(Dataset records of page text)
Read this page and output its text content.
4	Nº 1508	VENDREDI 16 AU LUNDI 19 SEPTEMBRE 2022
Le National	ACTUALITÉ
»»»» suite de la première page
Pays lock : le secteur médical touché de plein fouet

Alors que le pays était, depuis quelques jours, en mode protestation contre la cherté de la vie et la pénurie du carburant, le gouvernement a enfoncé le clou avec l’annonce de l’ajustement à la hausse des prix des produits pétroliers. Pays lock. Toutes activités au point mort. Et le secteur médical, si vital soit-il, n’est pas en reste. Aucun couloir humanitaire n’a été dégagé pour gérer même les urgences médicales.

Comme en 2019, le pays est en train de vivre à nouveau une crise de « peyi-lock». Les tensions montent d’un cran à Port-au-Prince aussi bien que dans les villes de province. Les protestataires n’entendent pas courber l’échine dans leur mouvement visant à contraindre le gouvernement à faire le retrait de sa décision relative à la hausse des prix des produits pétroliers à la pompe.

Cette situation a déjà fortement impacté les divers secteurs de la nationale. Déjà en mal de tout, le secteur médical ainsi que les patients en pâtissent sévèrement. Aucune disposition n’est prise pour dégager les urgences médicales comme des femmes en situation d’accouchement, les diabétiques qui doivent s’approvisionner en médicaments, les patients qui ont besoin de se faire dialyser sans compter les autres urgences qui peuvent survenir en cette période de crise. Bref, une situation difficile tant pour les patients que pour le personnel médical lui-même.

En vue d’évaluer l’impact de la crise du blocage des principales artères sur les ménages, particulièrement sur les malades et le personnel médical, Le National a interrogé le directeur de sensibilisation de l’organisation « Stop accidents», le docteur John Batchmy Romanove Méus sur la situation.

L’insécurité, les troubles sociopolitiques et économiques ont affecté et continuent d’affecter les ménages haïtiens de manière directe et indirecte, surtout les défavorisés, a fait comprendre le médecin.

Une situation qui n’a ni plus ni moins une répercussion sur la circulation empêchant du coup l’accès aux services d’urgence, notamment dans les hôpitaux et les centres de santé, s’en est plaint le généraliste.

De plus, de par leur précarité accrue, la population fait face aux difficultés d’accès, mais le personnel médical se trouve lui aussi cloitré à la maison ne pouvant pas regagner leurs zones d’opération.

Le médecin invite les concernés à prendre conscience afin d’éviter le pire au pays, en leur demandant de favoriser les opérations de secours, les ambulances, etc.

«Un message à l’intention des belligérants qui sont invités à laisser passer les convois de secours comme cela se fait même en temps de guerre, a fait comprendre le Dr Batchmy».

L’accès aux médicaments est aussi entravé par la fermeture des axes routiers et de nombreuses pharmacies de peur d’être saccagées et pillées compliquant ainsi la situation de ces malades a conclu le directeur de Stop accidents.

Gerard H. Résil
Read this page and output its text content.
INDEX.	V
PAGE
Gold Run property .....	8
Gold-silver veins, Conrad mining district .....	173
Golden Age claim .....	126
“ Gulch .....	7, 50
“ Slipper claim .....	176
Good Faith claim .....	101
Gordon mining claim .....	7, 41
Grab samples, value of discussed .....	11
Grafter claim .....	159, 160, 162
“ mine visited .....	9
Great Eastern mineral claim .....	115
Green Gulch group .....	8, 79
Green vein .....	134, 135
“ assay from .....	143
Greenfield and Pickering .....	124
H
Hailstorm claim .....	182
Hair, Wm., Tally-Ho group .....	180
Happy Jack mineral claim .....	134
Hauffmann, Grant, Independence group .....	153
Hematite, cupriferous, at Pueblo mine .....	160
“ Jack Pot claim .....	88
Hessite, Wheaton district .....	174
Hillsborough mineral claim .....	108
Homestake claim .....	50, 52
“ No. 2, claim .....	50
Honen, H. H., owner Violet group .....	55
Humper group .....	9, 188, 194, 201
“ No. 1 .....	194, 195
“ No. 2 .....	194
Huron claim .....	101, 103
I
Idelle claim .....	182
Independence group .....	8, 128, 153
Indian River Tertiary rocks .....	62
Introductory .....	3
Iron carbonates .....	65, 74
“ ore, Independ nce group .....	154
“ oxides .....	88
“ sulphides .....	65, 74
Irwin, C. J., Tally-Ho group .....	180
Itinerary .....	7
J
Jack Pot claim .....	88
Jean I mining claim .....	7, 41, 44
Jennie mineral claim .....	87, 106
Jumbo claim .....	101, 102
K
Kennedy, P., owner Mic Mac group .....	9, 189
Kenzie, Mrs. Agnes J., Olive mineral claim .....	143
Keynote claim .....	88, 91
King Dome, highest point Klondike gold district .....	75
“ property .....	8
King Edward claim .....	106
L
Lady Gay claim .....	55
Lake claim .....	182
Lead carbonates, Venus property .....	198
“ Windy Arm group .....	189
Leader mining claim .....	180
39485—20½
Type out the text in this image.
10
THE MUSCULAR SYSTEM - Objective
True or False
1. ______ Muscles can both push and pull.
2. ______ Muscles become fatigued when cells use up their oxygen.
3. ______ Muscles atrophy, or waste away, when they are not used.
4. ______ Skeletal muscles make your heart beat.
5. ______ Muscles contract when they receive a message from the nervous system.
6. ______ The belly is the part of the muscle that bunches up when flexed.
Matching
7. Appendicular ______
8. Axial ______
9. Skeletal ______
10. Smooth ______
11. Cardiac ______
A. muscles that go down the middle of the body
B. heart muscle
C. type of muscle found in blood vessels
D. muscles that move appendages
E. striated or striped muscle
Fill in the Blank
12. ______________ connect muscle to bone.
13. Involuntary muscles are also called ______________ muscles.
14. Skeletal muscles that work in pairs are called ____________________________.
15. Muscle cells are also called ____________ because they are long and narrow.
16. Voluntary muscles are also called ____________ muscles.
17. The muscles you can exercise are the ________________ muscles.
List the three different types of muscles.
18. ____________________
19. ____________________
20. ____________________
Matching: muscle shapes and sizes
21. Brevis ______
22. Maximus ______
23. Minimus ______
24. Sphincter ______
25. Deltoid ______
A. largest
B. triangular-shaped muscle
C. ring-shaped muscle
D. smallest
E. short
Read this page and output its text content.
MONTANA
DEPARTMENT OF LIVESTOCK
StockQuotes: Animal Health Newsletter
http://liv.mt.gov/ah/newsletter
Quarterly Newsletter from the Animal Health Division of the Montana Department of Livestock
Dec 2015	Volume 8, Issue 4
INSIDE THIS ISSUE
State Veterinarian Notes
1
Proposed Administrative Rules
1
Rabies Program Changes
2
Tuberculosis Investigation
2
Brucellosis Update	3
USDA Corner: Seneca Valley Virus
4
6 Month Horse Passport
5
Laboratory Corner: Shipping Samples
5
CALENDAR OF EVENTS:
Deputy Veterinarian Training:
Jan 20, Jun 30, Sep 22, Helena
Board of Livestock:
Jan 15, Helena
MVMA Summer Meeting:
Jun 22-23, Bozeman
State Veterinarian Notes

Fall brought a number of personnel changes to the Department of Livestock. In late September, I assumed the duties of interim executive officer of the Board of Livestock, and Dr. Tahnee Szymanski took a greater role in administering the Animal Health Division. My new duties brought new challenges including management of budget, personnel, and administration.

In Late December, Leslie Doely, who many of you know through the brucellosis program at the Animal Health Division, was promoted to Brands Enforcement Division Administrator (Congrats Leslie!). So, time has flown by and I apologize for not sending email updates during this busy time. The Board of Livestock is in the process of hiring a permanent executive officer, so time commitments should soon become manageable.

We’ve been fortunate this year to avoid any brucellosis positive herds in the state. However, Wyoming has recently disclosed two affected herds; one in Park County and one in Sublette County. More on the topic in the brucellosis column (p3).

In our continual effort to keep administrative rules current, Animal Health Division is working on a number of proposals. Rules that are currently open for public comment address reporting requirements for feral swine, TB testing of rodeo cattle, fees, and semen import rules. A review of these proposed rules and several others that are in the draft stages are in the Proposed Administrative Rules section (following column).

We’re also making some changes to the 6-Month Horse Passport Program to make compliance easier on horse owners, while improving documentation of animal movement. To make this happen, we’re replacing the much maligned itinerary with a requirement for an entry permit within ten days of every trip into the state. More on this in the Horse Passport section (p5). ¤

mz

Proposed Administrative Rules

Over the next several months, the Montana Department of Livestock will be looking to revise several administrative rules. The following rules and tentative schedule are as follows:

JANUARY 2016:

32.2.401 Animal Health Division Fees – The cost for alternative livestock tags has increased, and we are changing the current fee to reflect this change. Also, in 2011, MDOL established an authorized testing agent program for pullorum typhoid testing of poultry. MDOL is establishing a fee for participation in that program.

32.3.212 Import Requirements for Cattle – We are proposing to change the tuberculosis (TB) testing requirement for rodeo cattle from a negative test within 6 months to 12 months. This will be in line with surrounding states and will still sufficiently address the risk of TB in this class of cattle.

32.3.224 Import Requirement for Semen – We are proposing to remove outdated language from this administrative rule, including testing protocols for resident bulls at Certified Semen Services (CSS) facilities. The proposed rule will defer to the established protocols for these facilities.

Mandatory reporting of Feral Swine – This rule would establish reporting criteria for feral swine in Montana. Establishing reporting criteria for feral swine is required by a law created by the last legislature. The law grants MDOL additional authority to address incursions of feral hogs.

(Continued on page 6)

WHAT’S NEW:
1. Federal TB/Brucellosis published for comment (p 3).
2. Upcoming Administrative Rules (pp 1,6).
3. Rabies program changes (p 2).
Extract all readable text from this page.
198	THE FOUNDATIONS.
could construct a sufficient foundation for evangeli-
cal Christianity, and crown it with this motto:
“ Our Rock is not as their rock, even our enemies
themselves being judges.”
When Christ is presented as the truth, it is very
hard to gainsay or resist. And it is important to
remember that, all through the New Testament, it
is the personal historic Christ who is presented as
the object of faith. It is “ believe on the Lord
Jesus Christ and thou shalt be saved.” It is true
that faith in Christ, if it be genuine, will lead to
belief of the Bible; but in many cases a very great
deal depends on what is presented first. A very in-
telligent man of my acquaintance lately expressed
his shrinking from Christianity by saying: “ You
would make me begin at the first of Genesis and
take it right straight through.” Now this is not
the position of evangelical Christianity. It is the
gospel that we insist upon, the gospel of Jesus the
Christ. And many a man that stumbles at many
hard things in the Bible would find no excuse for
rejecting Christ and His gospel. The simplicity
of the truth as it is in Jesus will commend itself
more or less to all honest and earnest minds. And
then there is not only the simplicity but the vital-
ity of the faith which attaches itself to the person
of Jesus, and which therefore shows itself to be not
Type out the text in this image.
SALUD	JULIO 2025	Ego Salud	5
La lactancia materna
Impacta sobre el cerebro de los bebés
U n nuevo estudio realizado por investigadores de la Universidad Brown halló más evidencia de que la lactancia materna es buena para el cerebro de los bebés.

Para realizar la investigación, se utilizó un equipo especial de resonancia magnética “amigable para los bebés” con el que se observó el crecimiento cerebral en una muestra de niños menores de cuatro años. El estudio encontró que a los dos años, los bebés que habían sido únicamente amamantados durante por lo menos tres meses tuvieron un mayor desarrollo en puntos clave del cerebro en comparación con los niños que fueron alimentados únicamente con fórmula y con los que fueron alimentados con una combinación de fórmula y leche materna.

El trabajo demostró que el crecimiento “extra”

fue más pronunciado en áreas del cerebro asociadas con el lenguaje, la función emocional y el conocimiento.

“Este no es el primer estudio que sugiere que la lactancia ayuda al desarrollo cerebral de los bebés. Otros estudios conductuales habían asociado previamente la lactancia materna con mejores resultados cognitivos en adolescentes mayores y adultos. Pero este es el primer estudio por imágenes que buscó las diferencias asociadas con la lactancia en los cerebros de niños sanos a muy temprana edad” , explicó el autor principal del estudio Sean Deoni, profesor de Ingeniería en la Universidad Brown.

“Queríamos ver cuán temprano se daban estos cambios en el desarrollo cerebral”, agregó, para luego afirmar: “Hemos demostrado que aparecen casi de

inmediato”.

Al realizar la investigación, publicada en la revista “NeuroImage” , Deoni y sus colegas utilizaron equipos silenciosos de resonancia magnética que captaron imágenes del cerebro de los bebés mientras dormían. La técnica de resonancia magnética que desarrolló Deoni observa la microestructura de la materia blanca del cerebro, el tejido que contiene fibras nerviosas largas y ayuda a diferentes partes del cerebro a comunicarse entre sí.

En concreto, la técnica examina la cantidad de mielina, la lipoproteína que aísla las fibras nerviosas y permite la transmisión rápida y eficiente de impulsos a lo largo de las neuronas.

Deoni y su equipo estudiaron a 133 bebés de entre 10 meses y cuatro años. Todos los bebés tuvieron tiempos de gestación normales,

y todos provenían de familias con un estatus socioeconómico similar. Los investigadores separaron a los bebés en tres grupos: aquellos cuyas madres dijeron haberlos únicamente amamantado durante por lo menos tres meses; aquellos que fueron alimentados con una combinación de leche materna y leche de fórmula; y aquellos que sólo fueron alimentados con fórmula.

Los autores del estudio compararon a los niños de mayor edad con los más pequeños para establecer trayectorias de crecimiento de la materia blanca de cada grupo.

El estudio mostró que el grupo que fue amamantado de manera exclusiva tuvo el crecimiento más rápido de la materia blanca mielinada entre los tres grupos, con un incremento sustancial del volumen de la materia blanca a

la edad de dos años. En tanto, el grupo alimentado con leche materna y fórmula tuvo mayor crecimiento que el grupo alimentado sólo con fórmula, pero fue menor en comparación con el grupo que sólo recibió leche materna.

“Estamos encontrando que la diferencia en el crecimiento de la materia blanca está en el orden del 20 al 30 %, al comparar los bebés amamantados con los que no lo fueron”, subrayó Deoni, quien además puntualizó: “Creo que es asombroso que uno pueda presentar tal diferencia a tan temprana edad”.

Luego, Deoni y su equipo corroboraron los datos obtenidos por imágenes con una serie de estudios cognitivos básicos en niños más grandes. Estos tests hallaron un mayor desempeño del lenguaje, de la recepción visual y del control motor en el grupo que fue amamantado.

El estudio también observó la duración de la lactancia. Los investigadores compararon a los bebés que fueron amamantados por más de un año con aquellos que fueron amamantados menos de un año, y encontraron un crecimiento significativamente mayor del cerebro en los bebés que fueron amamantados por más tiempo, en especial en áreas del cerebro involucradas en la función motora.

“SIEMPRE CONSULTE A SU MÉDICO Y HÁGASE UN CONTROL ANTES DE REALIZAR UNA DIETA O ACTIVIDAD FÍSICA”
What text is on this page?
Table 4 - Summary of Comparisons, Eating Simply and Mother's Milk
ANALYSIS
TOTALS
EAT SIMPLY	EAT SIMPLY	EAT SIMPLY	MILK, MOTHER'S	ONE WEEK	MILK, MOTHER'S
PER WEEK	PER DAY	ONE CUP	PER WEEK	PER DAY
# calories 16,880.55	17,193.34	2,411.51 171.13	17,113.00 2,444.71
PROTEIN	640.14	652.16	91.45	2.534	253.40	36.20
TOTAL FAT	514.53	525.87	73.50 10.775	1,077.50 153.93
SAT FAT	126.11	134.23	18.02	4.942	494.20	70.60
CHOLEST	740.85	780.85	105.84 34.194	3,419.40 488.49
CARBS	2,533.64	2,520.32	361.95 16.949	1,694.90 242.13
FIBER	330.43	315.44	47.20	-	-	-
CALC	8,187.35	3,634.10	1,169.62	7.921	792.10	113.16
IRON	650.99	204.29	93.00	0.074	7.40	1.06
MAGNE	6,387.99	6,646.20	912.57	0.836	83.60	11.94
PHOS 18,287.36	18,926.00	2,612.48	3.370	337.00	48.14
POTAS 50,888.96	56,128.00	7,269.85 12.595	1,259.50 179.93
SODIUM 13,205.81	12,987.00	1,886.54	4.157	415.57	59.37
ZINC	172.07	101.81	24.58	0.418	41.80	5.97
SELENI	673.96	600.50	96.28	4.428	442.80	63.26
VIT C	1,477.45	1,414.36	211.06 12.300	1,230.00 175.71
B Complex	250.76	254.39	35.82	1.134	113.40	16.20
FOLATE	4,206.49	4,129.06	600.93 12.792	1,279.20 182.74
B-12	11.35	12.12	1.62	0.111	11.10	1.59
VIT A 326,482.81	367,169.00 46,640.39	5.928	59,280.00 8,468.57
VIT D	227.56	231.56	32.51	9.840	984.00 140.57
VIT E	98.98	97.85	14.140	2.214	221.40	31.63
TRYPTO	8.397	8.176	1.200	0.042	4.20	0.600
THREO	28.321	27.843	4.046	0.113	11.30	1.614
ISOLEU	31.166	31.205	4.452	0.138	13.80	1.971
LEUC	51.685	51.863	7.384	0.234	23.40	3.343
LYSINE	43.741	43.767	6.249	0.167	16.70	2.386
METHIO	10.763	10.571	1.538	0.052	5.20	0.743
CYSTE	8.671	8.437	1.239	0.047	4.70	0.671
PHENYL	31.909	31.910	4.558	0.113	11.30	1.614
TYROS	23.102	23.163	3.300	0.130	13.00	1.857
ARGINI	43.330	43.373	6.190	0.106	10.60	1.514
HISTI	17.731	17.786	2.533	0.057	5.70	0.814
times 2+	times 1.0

EXERCISE AIM: For every line above with the word "ainsi" in it, make a copy.

ANSWER:
Cette situation a déjà fortement impacté les divers secteurs de la nationale. Déjà en mal de tout, le secteur médical ainsi que les patients en pâtissent sévèrement. Aucune disposition n’est prise pour dégager les urgences médicales comme des femmes en situation d’accouchement, les diabétiques qui doivent s’approvisionner en médicaments, les patients qui ont besoin de se faire dialyser sans compter les autres urgences qui peuvent survenir en cette période de crise. Bref, une situation difficile tant pour les patients que pour le personnel médical lui-même.
L’accès aux médicaments est aussi entravé par la fermeture des axes routiers et de nombreuses pharmacies de peur d’être saccagées et pillées compliquant ainsi la situation de ces malades a conclu le directeur de Stop accidents.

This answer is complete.